# Lines of data
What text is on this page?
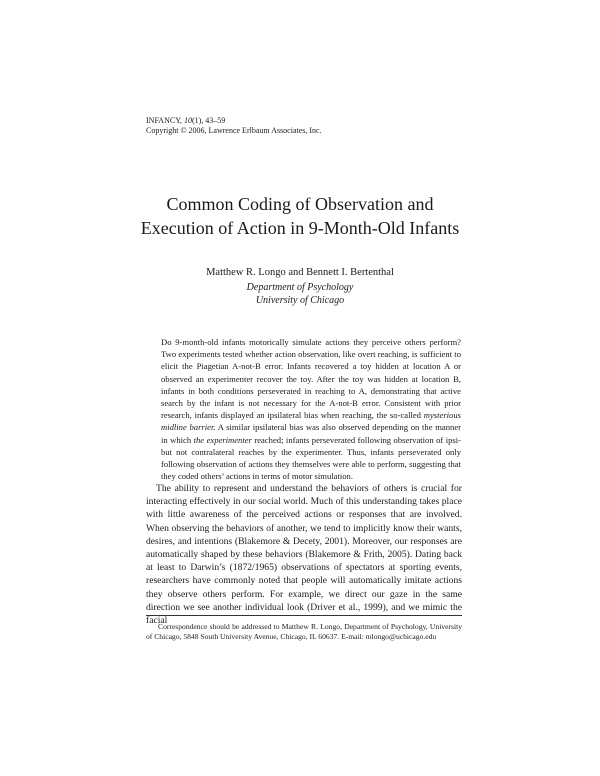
INFANCY, 10(1), 43–59
Copyright © 2006, Lawrence Erlbaum Associates, Inc.
Common Coding of Observation and
Execution of Action in 9-Month-Old Infants
Matthew R. Longo and Bennett I. Bertenthal
Department of Psychology
University of Chicago
Do 9-month-old infants motorically simulate actions they perceive others perform? Two experiments tested whether action observation, like overt reaching, is sufficient to elicit the Piagetian A-not-B error. Infants recovered a toy hidden at location A or observed an experimenter recover the toy. After the toy was hidden at location B, infants in both conditions perseverated in reaching to A, demonstrating that active search by the infant is not necessary for the A-not-B error. Consistent with prior research, infants displayed an ipsilateral bias when reaching, the so-called mysterious midline barrier. A similar ipsilateral bias was also observed depending on the manner in which the experimenter reached; infants perseverated following observation of ipsi- but not contralateral reaches by the experimenter. Thus, infants perseverated only following observation of actions they themselves were able to perform, suggesting that they coded others’ actions in terms of motor simulation.

The ability to represent and understand the behaviors of others is crucial for interacting effectively in our social world. Much of this understanding takes place with little awareness of the perceived actions or responses that are involved. When observing the behaviors of another, we tend to implicitly know their wants, desires, and intentions (Blakemore & Decety, 2001). Moreover, our responses are automatically shaped by these behaviors (Blakemore & Frith, 2005). Dating back at least to Darwin’s (1872/1965) observations of spectators at sporting events, researchers have commonly noted that people will automatically imitate actions they observe others perform. For example, we direct our gaze in the same direction we see another individual look (Driver et al., 1999), and we mimic the facial

Correspondence should be addressed to Matthew R. Longo, Department of Psychology, University of Chicago, 5848 South University Avenue, Chicago, IL 60637. E-mail: mlongo@uchicago.edu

# CHALLENGE
Which lines include the word "Matthew"? Copy every one of them.

# THE OUTPUT
Matthew R. Longo and Bennett I. Bertenthal
Correspondence should be addressed to Matthew R. Longo, Department of Psychology, University of Chicago, 5848 South University Avenue, Chicago, IL 60637. E-mail: mlongo@uchicago.edu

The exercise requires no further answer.